Please repeat word for word the part of the binary programming text below, starting at "Many real-life decision-making" and ending at "considered acceptable (0).".

==== Excerpted text

Its mathematical formulation is

$$\displaystyle \begin{aligned} \sum^n_{j=1} c^T_j {\mathbf{x}}_j \end{aligned} $$
(7.20)
$$\displaystyle \begin{aligned} \mbox{subject to: } A_{i,j}{\mathbf{x}}_j \leq b_i \end{aligned} $$
(7.21)
$$\displaystyle \begin{aligned} {\mathbf{x}}_i = \{ 0,1 \} \end{aligned} $$
(7.22)

Many real-life decision-making problems involve significant yes/no decisions, most often at strategic and tactical levels. The knapsack problem is a classic example of this type of problem. Moreover, other non-binary problems can be converted into this form if beneficial, where values can be split into ones and zeros to represent high/low temperatures, fast/slow speeds and other extremes. This can be added in practice by introducing equality constraints such that 0 = x and 1 = x. Take a condition monitoring system which uses a temperature input to determine if a particular part has overheated. Binary programming may be applied where temperatures above a certain value are considered a failure (1) and temperatures below this are considered acceptable (0).

========
==== Given information

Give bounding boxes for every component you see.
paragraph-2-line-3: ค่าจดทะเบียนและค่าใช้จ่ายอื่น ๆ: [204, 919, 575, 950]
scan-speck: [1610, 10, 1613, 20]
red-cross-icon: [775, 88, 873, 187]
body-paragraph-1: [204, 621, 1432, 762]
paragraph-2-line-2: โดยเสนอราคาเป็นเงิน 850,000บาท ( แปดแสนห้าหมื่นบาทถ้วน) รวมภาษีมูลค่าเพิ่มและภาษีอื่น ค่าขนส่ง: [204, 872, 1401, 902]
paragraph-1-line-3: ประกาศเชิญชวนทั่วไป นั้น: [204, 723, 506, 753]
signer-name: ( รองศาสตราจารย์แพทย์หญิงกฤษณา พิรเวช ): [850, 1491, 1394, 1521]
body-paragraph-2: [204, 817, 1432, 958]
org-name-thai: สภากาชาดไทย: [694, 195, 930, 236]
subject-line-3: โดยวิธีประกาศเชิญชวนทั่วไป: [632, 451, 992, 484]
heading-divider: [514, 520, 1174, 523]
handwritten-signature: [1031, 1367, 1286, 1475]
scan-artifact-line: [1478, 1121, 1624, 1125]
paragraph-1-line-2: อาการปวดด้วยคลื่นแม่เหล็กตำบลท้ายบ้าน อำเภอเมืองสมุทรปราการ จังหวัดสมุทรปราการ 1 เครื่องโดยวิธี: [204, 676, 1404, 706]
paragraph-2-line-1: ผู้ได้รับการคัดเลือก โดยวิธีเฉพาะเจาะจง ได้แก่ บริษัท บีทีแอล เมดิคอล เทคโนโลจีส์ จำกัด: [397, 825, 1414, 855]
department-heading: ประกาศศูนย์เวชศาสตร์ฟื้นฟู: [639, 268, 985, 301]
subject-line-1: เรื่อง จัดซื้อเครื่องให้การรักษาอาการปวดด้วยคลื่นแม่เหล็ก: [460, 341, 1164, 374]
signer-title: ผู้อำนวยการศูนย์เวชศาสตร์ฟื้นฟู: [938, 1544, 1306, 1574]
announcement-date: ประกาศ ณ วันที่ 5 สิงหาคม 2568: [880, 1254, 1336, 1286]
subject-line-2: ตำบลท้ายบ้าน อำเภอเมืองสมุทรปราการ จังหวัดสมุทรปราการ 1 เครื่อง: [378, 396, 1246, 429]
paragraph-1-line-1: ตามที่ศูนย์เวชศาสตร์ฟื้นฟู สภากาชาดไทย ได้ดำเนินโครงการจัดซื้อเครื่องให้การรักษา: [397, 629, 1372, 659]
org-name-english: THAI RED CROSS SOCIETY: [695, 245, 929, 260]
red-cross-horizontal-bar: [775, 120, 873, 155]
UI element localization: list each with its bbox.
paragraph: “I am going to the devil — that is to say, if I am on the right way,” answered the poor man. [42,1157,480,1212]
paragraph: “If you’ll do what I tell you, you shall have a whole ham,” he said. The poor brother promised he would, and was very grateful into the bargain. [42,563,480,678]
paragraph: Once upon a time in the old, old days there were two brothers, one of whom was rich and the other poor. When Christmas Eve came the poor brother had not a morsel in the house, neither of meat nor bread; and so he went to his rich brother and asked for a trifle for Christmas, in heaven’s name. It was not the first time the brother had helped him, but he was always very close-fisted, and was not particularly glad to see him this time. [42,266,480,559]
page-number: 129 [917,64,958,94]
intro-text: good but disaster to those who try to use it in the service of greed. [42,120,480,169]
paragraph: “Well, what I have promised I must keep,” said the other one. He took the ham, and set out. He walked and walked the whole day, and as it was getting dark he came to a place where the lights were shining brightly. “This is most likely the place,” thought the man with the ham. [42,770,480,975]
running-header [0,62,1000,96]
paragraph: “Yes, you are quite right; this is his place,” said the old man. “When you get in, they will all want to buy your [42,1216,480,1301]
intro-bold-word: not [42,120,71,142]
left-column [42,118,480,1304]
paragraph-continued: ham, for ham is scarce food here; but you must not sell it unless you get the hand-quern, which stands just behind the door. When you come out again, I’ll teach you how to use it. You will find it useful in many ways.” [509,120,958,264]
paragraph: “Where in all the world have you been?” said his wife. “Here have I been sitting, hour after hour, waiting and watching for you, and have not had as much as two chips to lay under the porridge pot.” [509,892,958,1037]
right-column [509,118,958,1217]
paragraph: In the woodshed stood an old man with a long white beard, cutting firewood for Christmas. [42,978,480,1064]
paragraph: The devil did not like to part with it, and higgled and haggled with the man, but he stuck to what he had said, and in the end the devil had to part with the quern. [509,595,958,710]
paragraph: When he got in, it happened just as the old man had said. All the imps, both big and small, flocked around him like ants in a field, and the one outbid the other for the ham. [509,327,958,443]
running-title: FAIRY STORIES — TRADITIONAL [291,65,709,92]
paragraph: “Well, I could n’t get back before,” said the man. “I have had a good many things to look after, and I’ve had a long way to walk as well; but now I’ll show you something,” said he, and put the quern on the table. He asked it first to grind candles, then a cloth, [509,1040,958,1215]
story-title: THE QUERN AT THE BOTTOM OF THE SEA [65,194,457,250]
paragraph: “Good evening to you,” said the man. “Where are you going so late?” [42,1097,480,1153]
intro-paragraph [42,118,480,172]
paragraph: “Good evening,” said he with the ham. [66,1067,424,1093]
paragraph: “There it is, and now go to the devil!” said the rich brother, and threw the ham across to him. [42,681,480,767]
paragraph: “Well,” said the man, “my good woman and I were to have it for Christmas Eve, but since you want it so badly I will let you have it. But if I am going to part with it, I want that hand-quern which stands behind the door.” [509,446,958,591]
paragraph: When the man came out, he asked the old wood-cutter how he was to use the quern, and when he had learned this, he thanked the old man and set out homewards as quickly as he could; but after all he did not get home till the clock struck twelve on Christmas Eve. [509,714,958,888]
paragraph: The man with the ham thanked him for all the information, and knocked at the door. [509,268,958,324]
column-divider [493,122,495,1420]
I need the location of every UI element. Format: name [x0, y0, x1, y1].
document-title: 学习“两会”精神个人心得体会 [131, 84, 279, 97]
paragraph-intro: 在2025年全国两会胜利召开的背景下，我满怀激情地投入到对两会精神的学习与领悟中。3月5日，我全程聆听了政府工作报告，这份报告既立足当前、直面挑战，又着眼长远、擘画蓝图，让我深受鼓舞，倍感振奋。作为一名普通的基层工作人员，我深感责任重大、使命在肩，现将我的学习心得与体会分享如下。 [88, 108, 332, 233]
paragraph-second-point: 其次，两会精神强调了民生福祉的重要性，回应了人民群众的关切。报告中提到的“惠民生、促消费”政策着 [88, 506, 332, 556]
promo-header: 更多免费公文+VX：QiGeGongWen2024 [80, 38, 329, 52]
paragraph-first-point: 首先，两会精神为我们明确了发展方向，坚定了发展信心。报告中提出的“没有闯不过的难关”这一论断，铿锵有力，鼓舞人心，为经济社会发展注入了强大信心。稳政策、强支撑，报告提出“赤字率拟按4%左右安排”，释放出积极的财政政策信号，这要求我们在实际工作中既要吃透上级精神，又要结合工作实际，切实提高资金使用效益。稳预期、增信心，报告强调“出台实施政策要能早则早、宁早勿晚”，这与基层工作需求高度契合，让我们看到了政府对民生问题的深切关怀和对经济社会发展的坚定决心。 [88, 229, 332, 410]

========

### Output for this exercise
Many real-life decision-making problems involve significant yes/no decisions, most often at strategic and tactical levels. The knapsack problem is a classic example of this type of problem. Moreover, other non-binary problems can be converted into this form if beneficial, where values can be split into ones and zeros to represent high/low temperatures, fast/slow speeds and other extremes. This can be added in practice by introducing equality constraints such that 0 = x and 1 = x. Take a condition monitoring system which uses a temperature input to determine if a particular part has overheated. Binary programming may be applied where temperatures above a certain value are considered a failure (1) and temperatures below this are considered acceptable (0).